Copy out every line that contains "NOAA".

--

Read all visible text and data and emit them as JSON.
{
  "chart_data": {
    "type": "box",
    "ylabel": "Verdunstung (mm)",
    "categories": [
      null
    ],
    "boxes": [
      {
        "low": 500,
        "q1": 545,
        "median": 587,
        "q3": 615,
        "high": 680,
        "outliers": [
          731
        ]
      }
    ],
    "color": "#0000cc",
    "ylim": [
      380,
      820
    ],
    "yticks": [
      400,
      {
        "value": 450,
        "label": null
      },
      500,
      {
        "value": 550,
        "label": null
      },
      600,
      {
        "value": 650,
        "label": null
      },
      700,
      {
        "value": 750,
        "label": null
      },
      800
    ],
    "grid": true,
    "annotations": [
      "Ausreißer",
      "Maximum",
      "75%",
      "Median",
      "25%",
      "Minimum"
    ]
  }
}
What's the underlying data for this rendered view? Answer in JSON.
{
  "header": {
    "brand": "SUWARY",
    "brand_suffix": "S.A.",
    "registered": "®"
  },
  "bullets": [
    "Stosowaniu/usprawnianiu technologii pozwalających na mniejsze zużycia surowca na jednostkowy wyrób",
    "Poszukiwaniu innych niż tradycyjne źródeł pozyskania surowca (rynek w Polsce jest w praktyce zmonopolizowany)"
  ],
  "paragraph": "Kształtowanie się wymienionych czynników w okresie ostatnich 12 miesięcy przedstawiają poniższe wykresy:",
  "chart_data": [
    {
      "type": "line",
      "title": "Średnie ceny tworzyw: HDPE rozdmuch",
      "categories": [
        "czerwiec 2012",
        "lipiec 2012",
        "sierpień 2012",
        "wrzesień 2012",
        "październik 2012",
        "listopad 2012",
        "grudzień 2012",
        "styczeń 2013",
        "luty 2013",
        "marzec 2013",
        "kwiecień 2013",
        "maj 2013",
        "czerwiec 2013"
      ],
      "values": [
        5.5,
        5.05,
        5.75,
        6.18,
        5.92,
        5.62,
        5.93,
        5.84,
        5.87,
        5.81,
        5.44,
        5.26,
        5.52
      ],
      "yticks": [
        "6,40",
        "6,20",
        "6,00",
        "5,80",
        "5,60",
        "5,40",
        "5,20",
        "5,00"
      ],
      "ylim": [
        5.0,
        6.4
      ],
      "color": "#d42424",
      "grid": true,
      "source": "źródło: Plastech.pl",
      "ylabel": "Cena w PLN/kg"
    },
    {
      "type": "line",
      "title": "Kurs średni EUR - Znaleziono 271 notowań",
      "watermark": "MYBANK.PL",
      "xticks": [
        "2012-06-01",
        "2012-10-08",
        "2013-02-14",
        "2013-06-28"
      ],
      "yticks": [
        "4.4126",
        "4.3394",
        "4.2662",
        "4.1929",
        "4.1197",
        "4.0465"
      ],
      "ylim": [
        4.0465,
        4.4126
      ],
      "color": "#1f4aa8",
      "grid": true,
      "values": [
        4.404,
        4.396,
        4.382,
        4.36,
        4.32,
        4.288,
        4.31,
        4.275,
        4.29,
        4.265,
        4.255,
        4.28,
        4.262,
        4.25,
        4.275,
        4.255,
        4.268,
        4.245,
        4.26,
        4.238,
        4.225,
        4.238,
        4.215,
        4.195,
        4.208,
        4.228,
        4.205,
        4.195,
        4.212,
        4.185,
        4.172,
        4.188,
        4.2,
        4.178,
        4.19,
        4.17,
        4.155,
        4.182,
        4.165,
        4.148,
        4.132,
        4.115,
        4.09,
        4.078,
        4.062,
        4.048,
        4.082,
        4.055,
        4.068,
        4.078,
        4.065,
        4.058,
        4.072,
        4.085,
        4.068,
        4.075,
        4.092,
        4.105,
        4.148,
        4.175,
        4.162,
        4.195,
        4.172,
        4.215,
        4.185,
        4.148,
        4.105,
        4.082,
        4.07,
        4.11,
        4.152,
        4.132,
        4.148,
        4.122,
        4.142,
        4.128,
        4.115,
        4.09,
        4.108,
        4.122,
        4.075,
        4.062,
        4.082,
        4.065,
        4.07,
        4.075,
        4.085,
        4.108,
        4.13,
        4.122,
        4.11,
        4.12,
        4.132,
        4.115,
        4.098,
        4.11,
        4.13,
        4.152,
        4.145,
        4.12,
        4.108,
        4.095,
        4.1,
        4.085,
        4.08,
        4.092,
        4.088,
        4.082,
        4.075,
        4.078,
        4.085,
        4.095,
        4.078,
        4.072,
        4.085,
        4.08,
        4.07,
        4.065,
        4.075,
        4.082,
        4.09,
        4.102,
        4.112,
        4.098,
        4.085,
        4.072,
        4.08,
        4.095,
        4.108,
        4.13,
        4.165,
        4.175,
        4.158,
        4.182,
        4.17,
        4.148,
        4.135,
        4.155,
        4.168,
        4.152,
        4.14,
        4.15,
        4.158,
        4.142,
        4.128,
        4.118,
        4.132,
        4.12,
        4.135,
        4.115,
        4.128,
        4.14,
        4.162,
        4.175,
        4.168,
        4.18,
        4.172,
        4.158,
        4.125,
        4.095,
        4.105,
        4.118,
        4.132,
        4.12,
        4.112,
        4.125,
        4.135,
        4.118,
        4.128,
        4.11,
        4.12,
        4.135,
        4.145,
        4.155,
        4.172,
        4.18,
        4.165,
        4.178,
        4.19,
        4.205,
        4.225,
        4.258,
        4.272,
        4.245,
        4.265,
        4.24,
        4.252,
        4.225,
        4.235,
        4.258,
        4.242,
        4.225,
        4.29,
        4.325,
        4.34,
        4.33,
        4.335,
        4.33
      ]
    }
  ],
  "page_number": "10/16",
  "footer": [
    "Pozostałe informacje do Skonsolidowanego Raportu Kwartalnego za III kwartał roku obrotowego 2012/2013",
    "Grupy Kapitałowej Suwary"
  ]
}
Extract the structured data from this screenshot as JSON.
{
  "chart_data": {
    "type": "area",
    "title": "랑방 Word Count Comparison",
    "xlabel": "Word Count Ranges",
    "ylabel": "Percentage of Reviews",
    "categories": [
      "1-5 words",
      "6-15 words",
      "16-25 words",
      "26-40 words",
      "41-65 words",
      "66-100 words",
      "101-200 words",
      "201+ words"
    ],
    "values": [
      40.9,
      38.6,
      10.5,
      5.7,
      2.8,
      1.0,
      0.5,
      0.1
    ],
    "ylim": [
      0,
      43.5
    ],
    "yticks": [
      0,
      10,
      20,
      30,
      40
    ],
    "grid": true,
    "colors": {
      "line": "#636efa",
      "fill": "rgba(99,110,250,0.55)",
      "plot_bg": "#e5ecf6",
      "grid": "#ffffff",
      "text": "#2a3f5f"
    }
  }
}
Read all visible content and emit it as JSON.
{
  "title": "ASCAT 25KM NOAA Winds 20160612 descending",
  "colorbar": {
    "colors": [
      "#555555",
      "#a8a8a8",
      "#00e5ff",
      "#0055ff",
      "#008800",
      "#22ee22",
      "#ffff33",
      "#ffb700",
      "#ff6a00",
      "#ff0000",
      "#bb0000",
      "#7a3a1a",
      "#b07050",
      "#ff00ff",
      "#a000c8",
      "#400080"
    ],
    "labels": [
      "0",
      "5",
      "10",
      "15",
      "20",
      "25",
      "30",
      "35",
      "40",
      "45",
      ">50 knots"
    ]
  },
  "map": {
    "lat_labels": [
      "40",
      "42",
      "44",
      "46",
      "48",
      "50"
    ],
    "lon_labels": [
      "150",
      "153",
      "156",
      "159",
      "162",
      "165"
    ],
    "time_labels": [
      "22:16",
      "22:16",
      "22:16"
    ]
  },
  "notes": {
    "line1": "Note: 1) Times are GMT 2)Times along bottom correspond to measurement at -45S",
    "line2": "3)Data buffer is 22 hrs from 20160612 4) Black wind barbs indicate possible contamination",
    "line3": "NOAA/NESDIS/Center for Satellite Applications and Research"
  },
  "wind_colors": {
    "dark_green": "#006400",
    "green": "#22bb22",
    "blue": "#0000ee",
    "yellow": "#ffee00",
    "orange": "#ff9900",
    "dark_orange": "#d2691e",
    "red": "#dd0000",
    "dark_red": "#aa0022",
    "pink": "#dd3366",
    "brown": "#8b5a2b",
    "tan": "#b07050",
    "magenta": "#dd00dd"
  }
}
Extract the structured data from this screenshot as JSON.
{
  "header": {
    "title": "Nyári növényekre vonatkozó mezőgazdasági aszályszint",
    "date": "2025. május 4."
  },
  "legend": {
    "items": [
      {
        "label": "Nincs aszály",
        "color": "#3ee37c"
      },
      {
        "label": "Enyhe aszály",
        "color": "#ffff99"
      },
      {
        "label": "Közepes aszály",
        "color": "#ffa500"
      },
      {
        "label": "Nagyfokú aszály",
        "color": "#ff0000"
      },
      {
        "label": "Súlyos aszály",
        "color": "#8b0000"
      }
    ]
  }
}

--

• **Task response**
  "title": "ASCAT 25KM NOAA Winds 20160612 descending",
    "line3": "NOAA/NESDIS/Center for Satellite Applications and Research"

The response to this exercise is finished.